What to do =>
Write out all lines holding the word "ears".

◆ ◆ ◆ ◆ ◆ ◆ ◆

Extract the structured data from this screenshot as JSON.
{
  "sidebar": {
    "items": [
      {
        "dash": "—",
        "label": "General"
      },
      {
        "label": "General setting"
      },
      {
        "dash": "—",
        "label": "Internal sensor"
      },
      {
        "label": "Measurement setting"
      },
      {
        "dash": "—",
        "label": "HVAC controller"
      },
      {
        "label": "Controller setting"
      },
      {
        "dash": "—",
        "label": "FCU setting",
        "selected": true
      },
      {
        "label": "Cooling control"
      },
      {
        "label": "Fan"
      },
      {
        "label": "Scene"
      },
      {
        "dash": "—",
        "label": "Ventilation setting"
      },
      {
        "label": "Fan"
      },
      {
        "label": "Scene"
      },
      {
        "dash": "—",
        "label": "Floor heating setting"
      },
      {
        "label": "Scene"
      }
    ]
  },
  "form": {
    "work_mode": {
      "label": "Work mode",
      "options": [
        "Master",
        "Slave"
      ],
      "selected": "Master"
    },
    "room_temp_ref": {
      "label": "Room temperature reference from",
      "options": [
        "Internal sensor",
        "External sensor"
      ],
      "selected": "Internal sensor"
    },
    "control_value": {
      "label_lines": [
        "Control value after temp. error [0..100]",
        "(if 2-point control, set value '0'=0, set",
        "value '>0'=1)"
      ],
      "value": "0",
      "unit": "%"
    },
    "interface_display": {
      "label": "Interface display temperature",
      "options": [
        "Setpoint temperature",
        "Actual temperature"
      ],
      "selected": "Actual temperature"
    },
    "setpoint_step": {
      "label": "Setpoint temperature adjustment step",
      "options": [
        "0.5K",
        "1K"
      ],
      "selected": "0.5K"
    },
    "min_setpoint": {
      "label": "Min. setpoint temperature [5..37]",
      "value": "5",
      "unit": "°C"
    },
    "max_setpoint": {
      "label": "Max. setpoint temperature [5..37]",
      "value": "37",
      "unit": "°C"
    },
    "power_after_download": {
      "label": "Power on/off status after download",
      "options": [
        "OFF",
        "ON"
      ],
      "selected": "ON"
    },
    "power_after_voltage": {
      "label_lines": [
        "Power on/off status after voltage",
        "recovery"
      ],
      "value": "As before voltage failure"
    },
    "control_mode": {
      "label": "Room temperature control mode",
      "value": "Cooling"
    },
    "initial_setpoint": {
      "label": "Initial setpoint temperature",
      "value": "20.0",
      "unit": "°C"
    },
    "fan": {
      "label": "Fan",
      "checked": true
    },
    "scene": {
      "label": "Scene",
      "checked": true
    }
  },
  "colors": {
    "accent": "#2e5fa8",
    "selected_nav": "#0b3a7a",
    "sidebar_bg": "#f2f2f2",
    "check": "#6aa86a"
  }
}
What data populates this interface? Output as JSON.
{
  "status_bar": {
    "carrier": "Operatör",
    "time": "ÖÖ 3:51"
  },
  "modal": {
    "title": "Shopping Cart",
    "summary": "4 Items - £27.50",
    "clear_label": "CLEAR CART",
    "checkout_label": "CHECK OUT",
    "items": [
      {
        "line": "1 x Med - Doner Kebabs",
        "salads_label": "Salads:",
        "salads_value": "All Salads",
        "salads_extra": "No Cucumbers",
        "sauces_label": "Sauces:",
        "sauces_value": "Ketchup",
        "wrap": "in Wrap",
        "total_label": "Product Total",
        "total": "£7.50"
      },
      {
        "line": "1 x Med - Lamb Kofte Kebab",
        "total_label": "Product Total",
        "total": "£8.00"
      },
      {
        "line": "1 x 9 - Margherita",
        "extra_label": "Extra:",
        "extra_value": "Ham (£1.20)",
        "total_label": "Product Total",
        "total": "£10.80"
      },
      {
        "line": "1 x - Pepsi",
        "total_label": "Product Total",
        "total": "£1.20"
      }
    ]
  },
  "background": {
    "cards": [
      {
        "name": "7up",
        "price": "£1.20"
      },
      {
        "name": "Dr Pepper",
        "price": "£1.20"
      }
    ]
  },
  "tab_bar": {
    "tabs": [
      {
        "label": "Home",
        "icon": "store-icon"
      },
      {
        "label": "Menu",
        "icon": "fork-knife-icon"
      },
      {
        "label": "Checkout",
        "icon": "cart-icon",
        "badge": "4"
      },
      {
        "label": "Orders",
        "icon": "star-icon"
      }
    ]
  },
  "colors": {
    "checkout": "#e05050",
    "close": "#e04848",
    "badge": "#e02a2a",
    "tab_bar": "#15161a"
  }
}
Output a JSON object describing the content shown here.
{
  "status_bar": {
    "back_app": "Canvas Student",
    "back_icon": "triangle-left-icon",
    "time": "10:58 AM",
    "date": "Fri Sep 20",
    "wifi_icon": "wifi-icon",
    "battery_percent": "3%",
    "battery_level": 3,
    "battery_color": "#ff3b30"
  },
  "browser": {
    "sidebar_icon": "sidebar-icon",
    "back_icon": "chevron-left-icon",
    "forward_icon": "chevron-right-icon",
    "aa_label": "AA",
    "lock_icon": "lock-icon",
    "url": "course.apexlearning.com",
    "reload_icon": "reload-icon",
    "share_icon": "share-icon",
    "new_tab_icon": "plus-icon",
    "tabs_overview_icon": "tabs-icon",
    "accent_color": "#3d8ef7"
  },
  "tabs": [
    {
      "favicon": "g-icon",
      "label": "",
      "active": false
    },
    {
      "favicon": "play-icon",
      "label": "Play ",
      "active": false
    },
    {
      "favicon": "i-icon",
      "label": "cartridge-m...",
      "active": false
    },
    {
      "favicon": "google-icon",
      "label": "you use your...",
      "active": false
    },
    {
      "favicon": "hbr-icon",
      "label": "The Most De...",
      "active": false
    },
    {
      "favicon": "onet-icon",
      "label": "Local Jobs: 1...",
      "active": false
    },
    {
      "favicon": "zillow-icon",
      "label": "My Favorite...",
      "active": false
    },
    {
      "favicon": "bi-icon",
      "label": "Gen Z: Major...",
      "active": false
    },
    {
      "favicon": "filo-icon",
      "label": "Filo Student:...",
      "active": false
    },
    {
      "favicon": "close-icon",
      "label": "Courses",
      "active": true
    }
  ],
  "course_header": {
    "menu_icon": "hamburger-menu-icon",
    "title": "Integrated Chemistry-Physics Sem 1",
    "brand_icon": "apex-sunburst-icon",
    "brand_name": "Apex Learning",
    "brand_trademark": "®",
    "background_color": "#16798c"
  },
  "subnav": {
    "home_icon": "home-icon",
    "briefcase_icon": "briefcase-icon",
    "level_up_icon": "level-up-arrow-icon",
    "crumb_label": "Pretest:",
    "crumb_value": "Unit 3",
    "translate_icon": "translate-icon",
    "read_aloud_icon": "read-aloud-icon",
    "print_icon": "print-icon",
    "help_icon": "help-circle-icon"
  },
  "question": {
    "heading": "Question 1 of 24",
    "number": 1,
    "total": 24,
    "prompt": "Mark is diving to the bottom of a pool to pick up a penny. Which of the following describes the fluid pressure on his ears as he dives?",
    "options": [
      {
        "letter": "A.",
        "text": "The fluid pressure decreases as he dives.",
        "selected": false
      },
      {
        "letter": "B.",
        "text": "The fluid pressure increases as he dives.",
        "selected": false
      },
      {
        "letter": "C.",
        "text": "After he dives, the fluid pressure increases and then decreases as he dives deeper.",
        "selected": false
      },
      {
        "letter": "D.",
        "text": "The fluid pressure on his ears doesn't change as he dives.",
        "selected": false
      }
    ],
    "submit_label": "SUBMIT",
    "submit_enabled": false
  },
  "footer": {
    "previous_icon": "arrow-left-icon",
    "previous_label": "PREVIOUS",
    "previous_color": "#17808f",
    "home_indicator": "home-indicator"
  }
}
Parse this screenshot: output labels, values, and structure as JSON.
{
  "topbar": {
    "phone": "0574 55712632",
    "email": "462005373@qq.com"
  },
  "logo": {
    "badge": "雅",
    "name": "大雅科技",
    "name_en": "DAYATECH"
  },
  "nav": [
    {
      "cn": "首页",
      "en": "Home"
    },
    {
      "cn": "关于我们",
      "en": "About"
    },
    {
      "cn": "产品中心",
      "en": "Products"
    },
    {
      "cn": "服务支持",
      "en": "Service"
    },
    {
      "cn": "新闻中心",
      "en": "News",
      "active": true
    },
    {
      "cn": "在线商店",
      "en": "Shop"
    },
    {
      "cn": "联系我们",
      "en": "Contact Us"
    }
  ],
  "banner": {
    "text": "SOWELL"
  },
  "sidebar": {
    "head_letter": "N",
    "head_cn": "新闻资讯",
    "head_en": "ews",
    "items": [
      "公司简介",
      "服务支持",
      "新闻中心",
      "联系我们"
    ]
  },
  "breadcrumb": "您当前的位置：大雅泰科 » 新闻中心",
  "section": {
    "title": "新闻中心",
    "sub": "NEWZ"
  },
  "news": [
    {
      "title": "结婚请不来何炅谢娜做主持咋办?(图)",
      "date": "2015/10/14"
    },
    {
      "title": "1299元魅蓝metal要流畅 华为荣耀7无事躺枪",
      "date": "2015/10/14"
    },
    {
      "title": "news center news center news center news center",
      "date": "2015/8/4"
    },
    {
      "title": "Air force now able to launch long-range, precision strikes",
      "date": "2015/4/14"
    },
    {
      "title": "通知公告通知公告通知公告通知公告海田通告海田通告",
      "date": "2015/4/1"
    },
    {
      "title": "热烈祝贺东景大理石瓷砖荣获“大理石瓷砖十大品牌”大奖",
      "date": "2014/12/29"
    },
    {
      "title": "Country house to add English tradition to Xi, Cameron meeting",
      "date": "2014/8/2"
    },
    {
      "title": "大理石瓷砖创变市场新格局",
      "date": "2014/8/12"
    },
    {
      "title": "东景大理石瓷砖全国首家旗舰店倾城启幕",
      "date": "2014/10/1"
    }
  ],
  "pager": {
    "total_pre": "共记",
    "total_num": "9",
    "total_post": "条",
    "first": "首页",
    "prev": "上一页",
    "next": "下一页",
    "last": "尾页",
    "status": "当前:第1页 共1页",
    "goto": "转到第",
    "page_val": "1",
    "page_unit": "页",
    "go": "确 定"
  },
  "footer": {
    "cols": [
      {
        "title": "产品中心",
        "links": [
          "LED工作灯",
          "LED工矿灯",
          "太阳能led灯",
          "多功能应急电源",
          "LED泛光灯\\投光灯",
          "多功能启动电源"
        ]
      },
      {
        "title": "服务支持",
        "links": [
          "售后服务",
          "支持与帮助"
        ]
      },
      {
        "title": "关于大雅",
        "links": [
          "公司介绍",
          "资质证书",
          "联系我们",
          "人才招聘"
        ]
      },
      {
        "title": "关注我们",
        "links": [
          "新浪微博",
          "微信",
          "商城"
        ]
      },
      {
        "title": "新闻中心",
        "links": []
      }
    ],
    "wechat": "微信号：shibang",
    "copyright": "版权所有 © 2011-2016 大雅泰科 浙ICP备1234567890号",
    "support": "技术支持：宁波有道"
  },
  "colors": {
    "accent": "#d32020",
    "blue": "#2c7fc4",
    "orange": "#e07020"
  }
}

◆ ◆ ◆ ◆ ◆ ◆ ◆

Full answer =>
    "prompt": "Mark is diving to the bottom of a pool to pick up a penny. Which of the following describes the fluid pressure on his ears as he dives?",
        "text": "The fluid pressure on his ears doesn't change as he dives.",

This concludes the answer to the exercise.